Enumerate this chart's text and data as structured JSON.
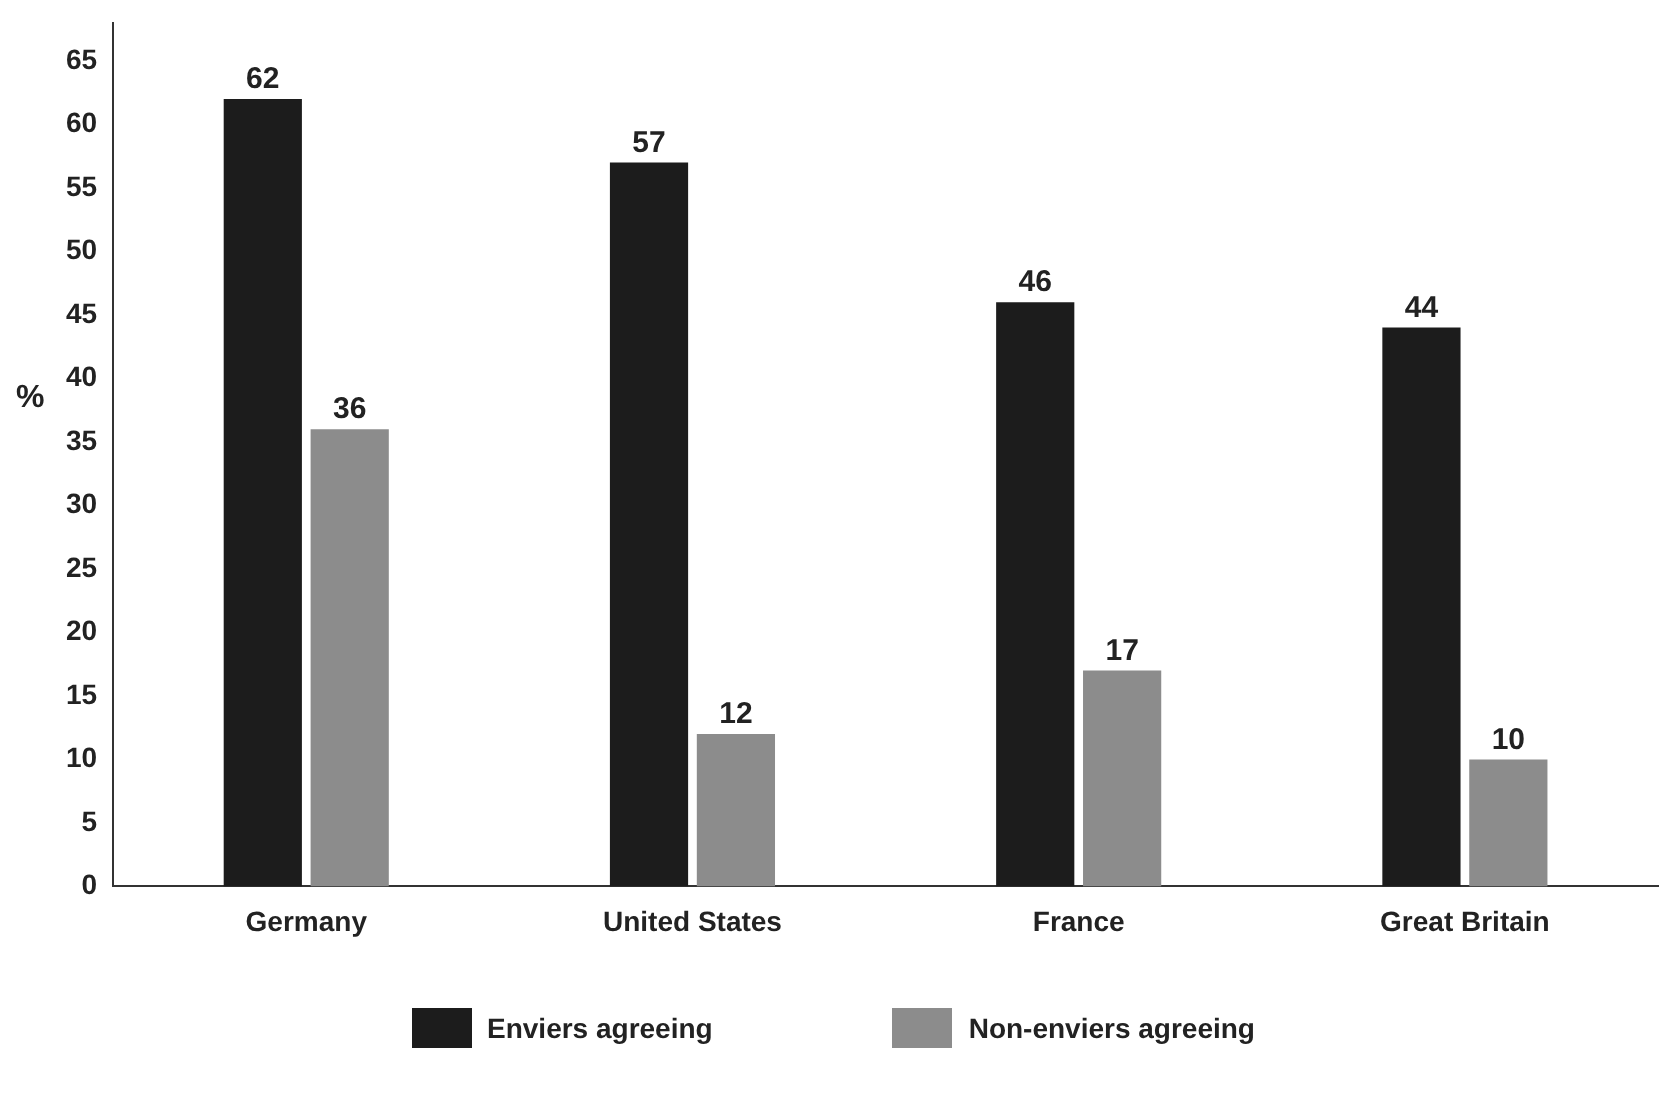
{
  "chart_data": {
    "type": "bar",
    "ylabel": "%",
    "categories": [
      "Germany",
      "United States",
      "France",
      "Great Britain"
    ],
    "series": [
      {
        "name": "Enviers agreeing",
        "color": "#1c1c1c",
        "values": [
          62,
          57,
          46,
          44
        ]
      },
      {
        "name": "Non-enviers agreeing",
        "color": "#8c8c8c",
        "values": [
          36,
          12,
          17,
          10
        ]
      }
    ],
    "ylim": [
      0,
      68
    ],
    "yticks": [
      0,
      5,
      10,
      15,
      20,
      25,
      30,
      35,
      40,
      45,
      50,
      55,
      60,
      65
    ],
    "grid": false,
    "legend": "bottom",
    "data_labels": true
  }
}
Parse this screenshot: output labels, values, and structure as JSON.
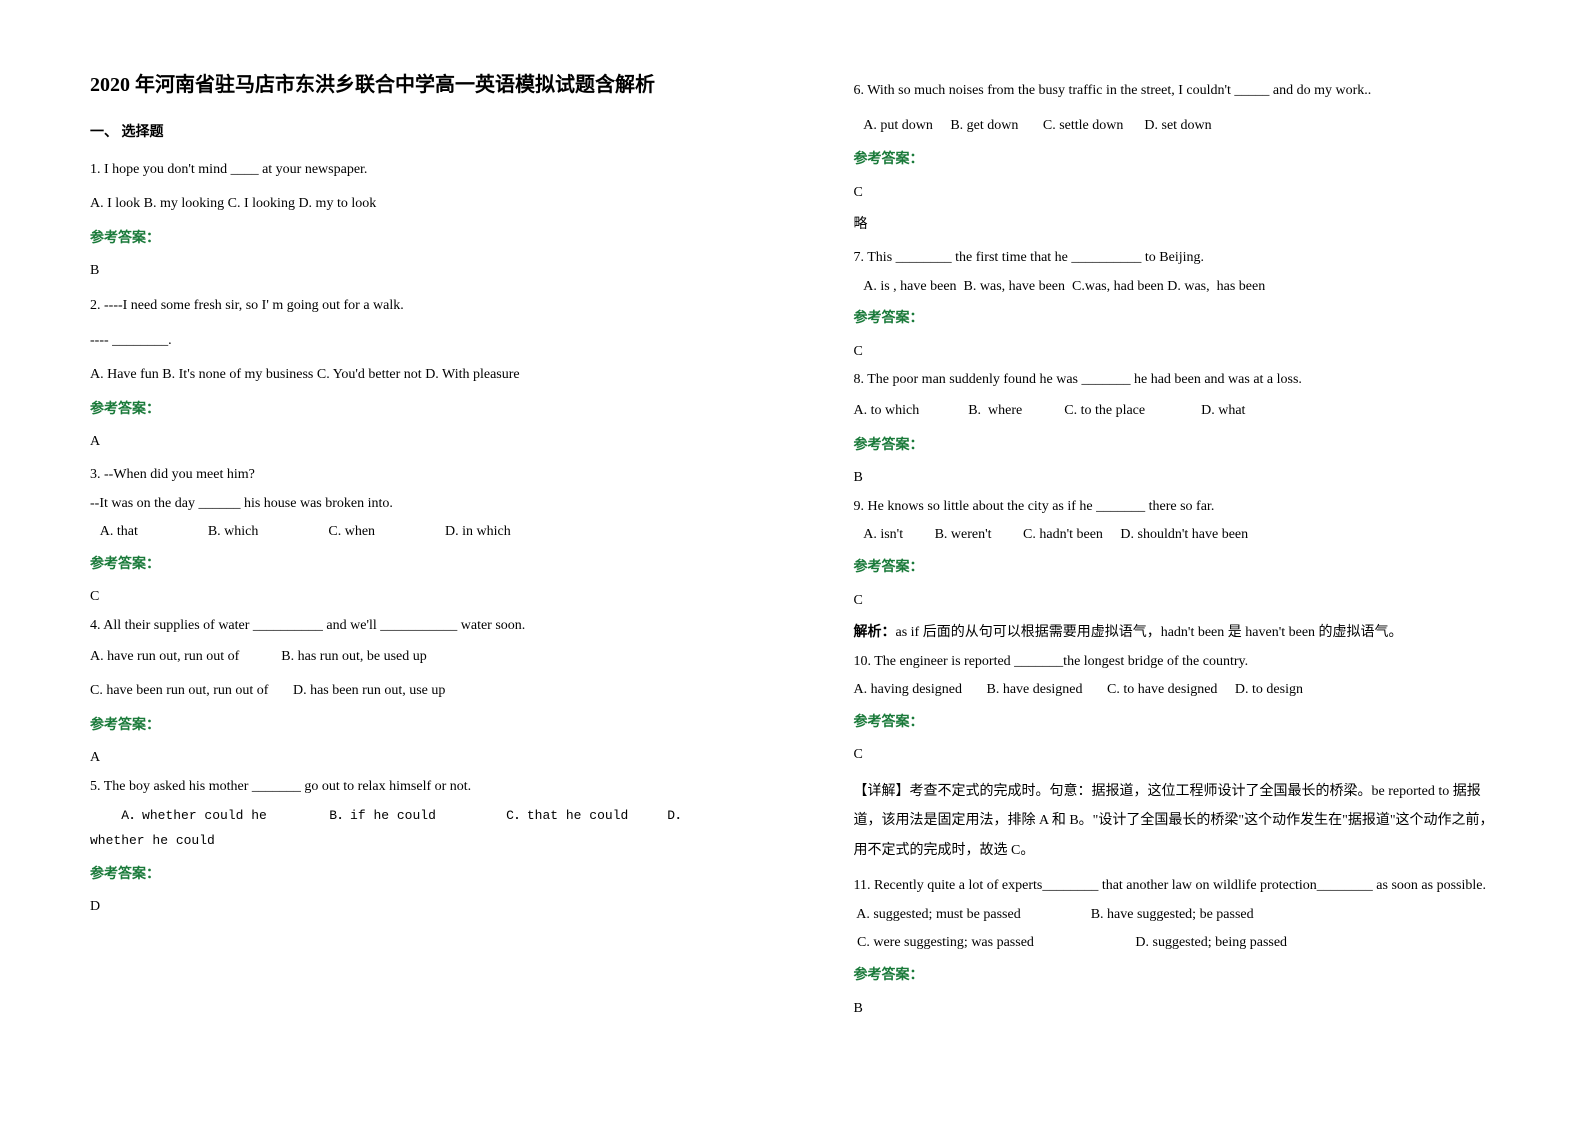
{
  "title": "2020 年河南省驻马店市东洪乡联合中学高一英语模拟试题含解析",
  "section1": "一、 选择题",
  "answer_label": "参考答案：",
  "omit": "略",
  "analysis_label": "解析：",
  "detail_label": "【详解】",
  "q1": {
    "stem": "1. I hope you don't mind ____ at your newspaper.",
    "opts": "A. I look    B. my looking    C. I looking    D. my to look",
    "ans": "B"
  },
  "q2": {
    "stem1": "2. ----I need some fresh sir, so I' m going out for a walk.",
    "stem2": "---- ________.",
    "opts": "A. Have fun     B. It's none of my business   C. You'd better not   D. With pleasure",
    "ans": "A"
  },
  "q3": {
    "stem1": "3. --When did you meet him?",
    "stem2": "   --It was on the day ______ his house was broken into.",
    "opts": "   A. that                    B. which                    C. when                    D. in which",
    "ans": "C"
  },
  "q4": {
    "stem": "4. All their supplies of water __________ and we'll ___________ water soon.",
    "opts1": "A. have run out, run out of            B. has run out, be used up",
    "opts2": "C. have been run out, run out of       D. has been run out, use up",
    "ans": "A"
  },
  "q5": {
    "stem": "5. The boy asked his mother _______ go out to relax himself or not.",
    "opts": "    A．whether could he        B．if he could         C．that he could     D．whether he could",
    "ans": "D"
  },
  "q6": {
    "stem": "6. With so much noises from the busy traffic in the street, I couldn't _____ and do my work..",
    "opts": "   A. put down     B. get down       C. settle down      D. set down",
    "ans": "C"
  },
  "q7": {
    "stem": "7. This ________ the first time that he __________ to Beijing.",
    "opts": "   A. is , have been  B. was, have been  C.was, had been D. was,  has been",
    "ans": "C"
  },
  "q8": {
    "stem": "8. The poor man suddenly found he was _______ he had been and was at a loss.",
    "opts": "A. to which              B.  where            C. to the place                D. what",
    "ans": "B"
  },
  "q9": {
    "stem": "9. He knows so little about the city as if he _______ there so far.",
    "opts": "   A. isn't         B. weren't         C. hadn't been     D. shouldn't have been",
    "ans": "C",
    "analysis": "as if 后面的从句可以根据需要用虚拟语气，hadn't been 是 haven't been 的虚拟语气。"
  },
  "q10": {
    "stem": "10. The engineer is reported _______the longest bridge of the country.",
    "opts": "A. having designed       B. have designed       C. to have designed     D. to design",
    "ans": "C",
    "detail": "考查不定式的完成时。句意：据报道，这位工程师设计了全国最长的桥梁。be reported to 据报道，该用法是固定用法，排除 A 和 B。\"设计了全国最长的桥梁\"这个动作发生在\"据报道\"这个动作之前，用不定式的完成时，故选 C。"
  },
  "q11": {
    "stem": "11. Recently quite a lot of experts________ that another law on wildlife protection________ as soon as possible.",
    "opts1": " A. suggested; must be passed                    B. have suggested; be passed",
    "opts2": " C. were suggesting; was passed                             D. suggested; being passed",
    "ans": "B"
  }
}
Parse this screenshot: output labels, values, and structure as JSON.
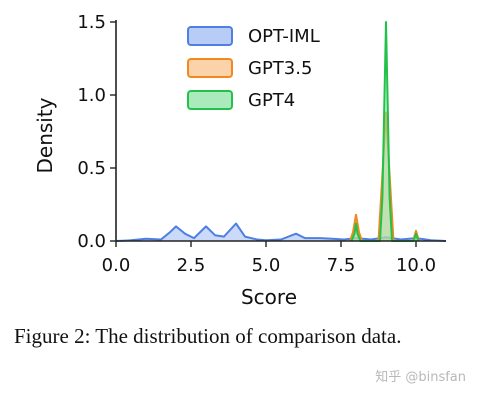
{
  "chart_data": {
    "type": "area",
    "xlabel": "Score",
    "ylabel": "Density",
    "xlim": [
      0.0,
      11.0
    ],
    "ylim": [
      0.0,
      1.5
    ],
    "xticks": [
      "0.0",
      "2.5",
      "5.0",
      "7.5",
      "10.0"
    ],
    "xtick_values": [
      0.0,
      2.5,
      5.0,
      7.5,
      10.0
    ],
    "yticks": [
      "0.0",
      "0.5",
      "1.0",
      "1.5"
    ],
    "ytick_values": [
      0.0,
      0.5,
      1.0,
      1.5
    ],
    "legend_position": "top-center",
    "series": [
      {
        "name": "OPT-IML",
        "color": "#4f7fe0",
        "fill": "#9fbcf2",
        "x": [
          0.0,
          0.5,
          1.0,
          1.5,
          1.8,
          2.0,
          2.3,
          2.6,
          3.0,
          3.3,
          3.6,
          4.0,
          4.3,
          4.7,
          5.0,
          5.5,
          6.0,
          6.3,
          6.8,
          7.2,
          7.6,
          8.0,
          8.5,
          9.0,
          9.5,
          10.0,
          10.5,
          11.0
        ],
        "y": [
          0.0,
          0.005,
          0.015,
          0.01,
          0.06,
          0.1,
          0.05,
          0.02,
          0.1,
          0.04,
          0.03,
          0.12,
          0.03,
          0.01,
          0.005,
          0.01,
          0.05,
          0.02,
          0.02,
          0.015,
          0.01,
          0.02,
          0.01,
          0.025,
          0.01,
          0.02,
          0.005,
          0.0
        ]
      },
      {
        "name": "GPT3.5",
        "color": "#f08a1e",
        "fill": "#f9c38d",
        "x": [
          7.8,
          7.9,
          8.0,
          8.1,
          8.2,
          8.75,
          8.85,
          9.0,
          9.15,
          9.25,
          9.9,
          10.0,
          10.1
        ],
        "y": [
          0.0,
          0.06,
          0.18,
          0.06,
          0.0,
          0.0,
          0.35,
          0.88,
          0.35,
          0.0,
          0.0,
          0.07,
          0.0
        ]
      },
      {
        "name": "GPT4",
        "color": "#22c24a",
        "fill": "#8fe3a5",
        "x": [
          7.85,
          7.95,
          8.0,
          8.05,
          8.15,
          8.8,
          8.88,
          9.0,
          9.12,
          9.2,
          9.92,
          10.0,
          10.08
        ],
        "y": [
          0.0,
          0.05,
          0.12,
          0.05,
          0.0,
          0.0,
          0.3,
          1.5,
          0.3,
          0.0,
          0.0,
          0.05,
          0.0
        ]
      }
    ]
  },
  "caption": "Figure 2: The distribution of comparison data.",
  "watermark": "知乎 @binsfan"
}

• • • • • • •

Task statement —
Word for word, quote the full listing, omitting every picture.

Result of this exercise —
Enumerate this chart's text and data as structured JSON.
{
  "chart_data": {
    "type": "bar",
    "ylabel": "%",
    "categories": [
      "Germany",
      "United States",
      "France",
      "Great Britain"
    ],
    "series": [
      {
        "name": "Enviers agreeing",
        "color": "#1c1c1c",
        "values": [
          62,
          57,
          46,
          44
        ]
      },
      {
        "name": "Non-enviers agreeing",
        "color": "#8c8c8c",
        "values": [
          36,
          12,
          17,
          10
        ]
      }
    ],
    "ylim": [
      0,
      68
    ],
    "yticks": [
      0,
      5,
      10,
      15,
      20,
      25,
      30,
      35,
      40,
      45,
      50,
      55,
      60,
      65
    ],
    "grid": false,
    "legend": "bottom",
    "data_labels": true
  }
}
Parse this screenshot: output labels, values, and structure as JSON.
{
  "title": "2020 年河南省驻马店市东洪乡联合中学高一英语模拟试题含解析",
  "section1": "一、 选择题",
  "answer_label": "参考答案：",
  "omit": "略",
  "analysis_label": "解析：",
  "detail_label": "【详解】",
  "q1": {
    "stem": "1. I hope you don't mind ____ at your newspaper.",
    "opts": "A. I look    B. my looking    C. I looking    D. my to look",
    "ans": "B"
  },
  "q2": {
    "stem1": "2. ----I need some fresh sir, so I' m going out for a walk.",
    "stem2": "---- ________.",
    "opts": "A. Have fun     B. It's none of my business   C. You'd better not   D. With pleasure",
    "ans": "A"
  },
  "q3": {
    "stem1": "3. --When did you meet him?",
    "stem2": "   --It was on the day ______ his house was broken into.",
    "opts": "   A. that                    B. which                    C. when                    D. in which",
    "ans": "C"
  },
  "q4": {
    "stem": "4. All their supplies of water __________ and we'll ___________ water soon.",
    "opts1": "A. have run out, run out of            B. has run out, be used up",
    "opts2": "C. have been run out, run out of       D. has been run out, use up",
    "ans": "A"
  },
  "q5": {
    "stem": "5. The boy asked his mother _______ go out to relax himself or not.",
    "opts": "    A．whether could he        B．if he could         C．that he could     D．whether he could",
    "ans": "D"
  },
  "q6": {
    "stem": "6. With so much noises from the busy traffic in the street, I couldn't _____ and do my work..",
    "opts": "   A. put down     B. get down       C. settle down      D. set down",
    "ans": "C"
  },
  "q7": {
    "stem": "7. This ________ the first time that he __________ to Beijing.",
    "opts": "   A. is , have been  B. was, have been  C.was, had been D. was,  has been",
    "ans": "C"
  },
  "q8": {
    "stem": "8. The poor man suddenly found he was _______ he had been and was at a loss.",
    "opts": "A. to which              B.  where            C. to the place                D. what",
    "ans": "B"
  },
  "q9": {
    "stem": "9. He knows so little about the city as if he _______ there so far.",
    "opts": "   A. isn't         B. weren't         C. hadn't been     D. shouldn't have been",
    "ans": "C",
    "analysis": "as if 后面的从句可以根据需要用虚拟语气，hadn't been 是 haven't been 的虚拟语气。"
  },
  "q10": {
    "stem": "10. The engineer is reported _______the longest bridge of the country.",
    "opts": "A. having designed       B. have designed       C. to have designed     D. to design",
    "ans": "C",
    "detail": "考查不定式的完成时。句意：据报道，这位工程师设计了全国最长的桥梁。be reported to 据报道，该用法是固定用法，排除 A 和 B。\"设计了全国最长的桥梁\"这个动作发生在\"据报道\"这个动作之前，用不定式的完成时，故选 C。"
  },
  "q11": {
    "stem": "11. Recently quite a lot of experts________ that another law on wildlife protection________ as soon as possible.",
    "opts1": " A. suggested; must be passed                    B. have suggested; be passed",
    "opts2": " C. were suggesting; was passed                             D. suggested; being passed",
    "ans": "B"
  }
}
Parse this screenshot: output labels, values, and structure as JSON.
{
  "chart_data": {
    "type": "area",
    "xlabel": "Score",
    "ylabel": "Density",
    "xlim": [
      0.0,
      11.0
    ],
    "ylim": [
      0.0,
      1.5
    ],
    "xticks": [
      "0.0",
      "2.5",
      "5.0",
      "7.5",
      "10.0"
    ],
    "xtick_values": [
      0.0,
      2.5,
      5.0,
      7.5,
      10.0
    ],
    "yticks": [
      "0.0",
      "0.5",
      "1.0",
      "1.5"
    ],
    "ytick_values": [
      0.0,
      0.5,
      1.0,
      1.5
    ],
    "legend_position": "top-center",
    "series": [
      {
        "name": "OPT-IML",
        "color": "#4f7fe0",
        "fill": "#9fbcf2",
        "x": [
          0.0,
          0.5,
          1.0,
          1.5,
          1.8,
          2.0,
          2.3,
          2.6,
          3.0,
          3.3,
          3.6,
          4.0,
          4.3,
          4.7,
          5.0,
          5.5,
          6.0,
          6.3,
          6.8,
          7.2,
          7.6,
          8.0,
          8.5,
          9.0,
          9.5,
          10.0,
          10.5,
          11.0
        ],
        "y": [
          0.0,
          0.005,
          0.015,
          0.01,
          0.06,
          0.1,
          0.05,
          0.02,
          0.1,
          0.04,
          0.03,
          0.12,
          0.03,
          0.01,
          0.005,
          0.01,
          0.05,
          0.02,
          0.02,
          0.015,
          0.01,
          0.02,
          0.01,
          0.025,
          0.01,
          0.02,
          0.005,
          0.0
        ]
      },
      {
        "name": "GPT3.5",
        "color": "#f08a1e",
        "fill": "#f9c38d",
        "x": [
          7.8,
          7.9,
          8.0,
          8.1,
          8.2,
          8.75,
          8.85,
          9.0,
          9.15,
          9.25,
          9.9,
          10.0,
          10.1
        ],
        "y": [
          0.0,
          0.06,
          0.18,
          0.06,
          0.0,
          0.0,
          0.35,
          0.88,
          0.35,
          0.0,
          0.0,
          0.07,
          0.0
        ]
      },
      {
        "name": "GPT4",
        "color": "#22c24a",
        "fill": "#8fe3a5",
        "x": [
          7.85,
          7.95,
          8.0,
          8.05,
          8.15,
          8.8,
          8.88,
          9.0,
          9.12,
          9.2,
          9.92,
          10.0,
          10.08
        ],
        "y": [
          0.0,
          0.05,
          0.12,
          0.05,
          0.0,
          0.0,
          0.3,
          1.5,
          0.3,
          0.0,
          0.0,
          0.05,
          0.0
        ]
      }
    ]
  },
  "caption": "Figure 2: The distribution of comparison data.",
  "watermark": "知乎 @binsfan"
}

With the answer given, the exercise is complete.